Reproduce all entries precisely, down to the last character.
____ DATA LISTING
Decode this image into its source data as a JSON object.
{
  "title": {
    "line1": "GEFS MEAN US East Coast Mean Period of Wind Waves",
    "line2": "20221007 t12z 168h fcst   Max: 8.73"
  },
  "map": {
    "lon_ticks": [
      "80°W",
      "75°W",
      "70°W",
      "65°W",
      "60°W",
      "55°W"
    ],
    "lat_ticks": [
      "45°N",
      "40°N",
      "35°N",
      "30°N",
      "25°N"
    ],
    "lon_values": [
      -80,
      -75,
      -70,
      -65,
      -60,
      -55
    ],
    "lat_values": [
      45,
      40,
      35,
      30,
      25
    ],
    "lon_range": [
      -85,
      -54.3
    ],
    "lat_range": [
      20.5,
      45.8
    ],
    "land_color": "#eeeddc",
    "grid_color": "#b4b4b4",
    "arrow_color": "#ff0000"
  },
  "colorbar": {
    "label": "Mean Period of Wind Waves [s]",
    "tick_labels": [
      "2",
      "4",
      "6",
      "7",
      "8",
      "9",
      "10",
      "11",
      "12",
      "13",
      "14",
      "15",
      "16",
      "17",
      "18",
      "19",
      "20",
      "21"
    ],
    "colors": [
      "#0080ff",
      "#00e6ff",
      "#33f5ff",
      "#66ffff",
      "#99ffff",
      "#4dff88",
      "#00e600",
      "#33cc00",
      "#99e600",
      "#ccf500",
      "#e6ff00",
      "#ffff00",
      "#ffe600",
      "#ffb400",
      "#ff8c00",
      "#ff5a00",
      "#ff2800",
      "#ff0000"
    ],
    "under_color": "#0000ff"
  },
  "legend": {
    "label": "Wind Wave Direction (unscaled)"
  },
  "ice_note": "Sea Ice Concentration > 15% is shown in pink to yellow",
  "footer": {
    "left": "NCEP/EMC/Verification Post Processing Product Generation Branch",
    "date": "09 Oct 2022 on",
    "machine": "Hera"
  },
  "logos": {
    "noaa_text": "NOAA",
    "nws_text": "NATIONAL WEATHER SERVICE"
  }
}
________
= REPLY TO THE EXERCISE =
Decode this image into its source data as a JSON object.
{
  "title": {
    "line1": "GEFS MEAN US East Coast Mean Period of Wind Waves",
    "line2": "20221007 t12z 168h fcst   Max: 8.73"
  },
  "map": {
    "lon_ticks": [
      "80°W",
      "75°W",
      "70°W",
      "65°W",
      "60°W",
      "55°W"
    ],
    "lat_ticks": [
      "45°N",
      "40°N",
      "35°N",
      "30°N",
      "25°N"
    ],
    "lon_values": [
      -80,
      -75,
      -70,
      -65,
      -60,
      -55
    ],
    "lat_values": [
      45,
      40,
      35,
      30,
      25
    ],
    "lon_range": [
      -85,
      -54.3
    ],
    "lat_range": [
      20.5,
      45.8
    ],
    "land_color": "#eeeddc",
    "grid_color": "#b4b4b4",
    "arrow_color": "#ff0000"
  },
  "colorbar": {
    "label": "Mean Period of Wind Waves [s]",
    "tick_labels": [
      "2",
      "4",
      "6",
      "7",
      "8",
      "9",
      "10",
      "11",
      "12",
      "13",
      "14",
      "15",
      "16",
      "17",
      "18",
      "19",
      "20",
      "21"
    ],
    "colors": [
      "#0080ff",
      "#00e6ff",
      "#33f5ff",
      "#66ffff",
      "#99ffff",
      "#4dff88",
      "#00e600",
      "#33cc00",
      "#99e600",
      "#ccf500",
      "#e6ff00",
      "#ffff00",
      "#ffe600",
      "#ffb400",
      "#ff8c00",
      "#ff5a00",
      "#ff2800",
      "#ff0000"
    ],
    "under_color": "#0000ff"
  },
  "legend": {
    "label": "Wind Wave Direction (unscaled)"
  },
  "ice_note": "Sea Ice Concentration > 15% is shown in pink to yellow",
  "footer": {
    "left": "NCEP/EMC/Verification Post Processing Product Generation Branch",
    "date": "09 Oct 2022 on",
    "machine": "Hera"
  },
  "logos": {
    "noaa_text": "NOAA",
    "nws_text": "NATIONAL WEATHER SERVICE"
  }
}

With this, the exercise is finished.